[Extracts from a graphics dataset]
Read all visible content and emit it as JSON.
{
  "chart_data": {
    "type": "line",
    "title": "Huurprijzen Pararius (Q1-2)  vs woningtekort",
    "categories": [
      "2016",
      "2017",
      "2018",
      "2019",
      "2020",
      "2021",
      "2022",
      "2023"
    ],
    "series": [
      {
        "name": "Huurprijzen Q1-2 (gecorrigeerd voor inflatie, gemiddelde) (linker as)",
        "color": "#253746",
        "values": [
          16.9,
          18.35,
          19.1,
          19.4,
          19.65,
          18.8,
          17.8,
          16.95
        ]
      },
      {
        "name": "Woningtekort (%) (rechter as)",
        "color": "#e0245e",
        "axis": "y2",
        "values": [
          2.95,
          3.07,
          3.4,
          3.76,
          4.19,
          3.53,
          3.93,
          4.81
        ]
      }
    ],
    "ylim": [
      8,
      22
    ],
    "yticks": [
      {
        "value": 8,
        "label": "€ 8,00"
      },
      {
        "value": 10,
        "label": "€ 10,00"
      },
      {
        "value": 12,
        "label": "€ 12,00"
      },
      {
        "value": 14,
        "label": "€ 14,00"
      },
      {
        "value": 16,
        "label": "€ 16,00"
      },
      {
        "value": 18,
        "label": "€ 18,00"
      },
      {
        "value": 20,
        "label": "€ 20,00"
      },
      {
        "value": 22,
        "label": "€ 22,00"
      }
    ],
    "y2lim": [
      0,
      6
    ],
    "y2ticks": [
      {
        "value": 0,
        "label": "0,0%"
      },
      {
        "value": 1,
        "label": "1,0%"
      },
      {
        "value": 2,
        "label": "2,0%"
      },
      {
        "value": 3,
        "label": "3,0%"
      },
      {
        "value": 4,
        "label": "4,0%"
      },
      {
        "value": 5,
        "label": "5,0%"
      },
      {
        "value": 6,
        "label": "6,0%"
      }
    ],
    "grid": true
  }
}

**Do this**: Could you reproduce every record above exactly as it appears?

**Expected answer**:
Read all visible content and emit it as JSON.
{
  "chart_data": {
    "type": "line",
    "title": "Huurprijzen Pararius (Q1-2)  vs woningtekort",
    "categories": [
      "2016",
      "2017",
      "2018",
      "2019",
      "2020",
      "2021",
      "2022",
      "2023"
    ],
    "series": [
      {
        "name": "Huurprijzen Q1-2 (gecorrigeerd voor inflatie, gemiddelde) (linker as)",
        "color": "#253746",
        "values": [
          16.9,
          18.35,
          19.1,
          19.4,
          19.65,
          18.8,
          17.8,
          16.95
        ]
      },
      {
        "name": "Woningtekort (%) (rechter as)",
        "color": "#e0245e",
        "axis": "y2",
        "values": [
          2.95,
          3.07,
          3.4,
          3.76,
          4.19,
          3.53,
          3.93,
          4.81
        ]
      }
    ],
    "ylim": [
      8,
      22
    ],
    "yticks": [
      {
        "value": 8,
        "label": "€ 8,00"
      },
      {
        "value": 10,
        "label": "€ 10,00"
      },
      {
        "value": 12,
        "label": "€ 12,00"
      },
      {
        "value": 14,
        "label": "€ 14,00"
      },
      {
        "value": 16,
        "label": "€ 16,00"
      },
      {
        "value": 18,
        "label": "€ 18,00"
      },
      {
        "value": 20,
        "label": "€ 20,00"
      },
      {
        "value": 22,
        "label": "€ 22,00"
      }
    ],
    "y2lim": [
      0,
      6
    ],
    "y2ticks": [
      {
        "value": 0,
        "label": "0,0%"
      },
      {
        "value": 1,
        "label": "1,0%"
      },
      {
        "value": 2,
        "label": "2,0%"
      },
      {
        "value": 3,
        "label": "3,0%"
      },
      {
        "value": 4,
        "label": "4,0%"
      },
      {
        "value": 5,
        "label": "5,0%"
      },
      {
        "value": 6,
        "label": "6,0%"
      }
    ],
    "grid": true
  }
}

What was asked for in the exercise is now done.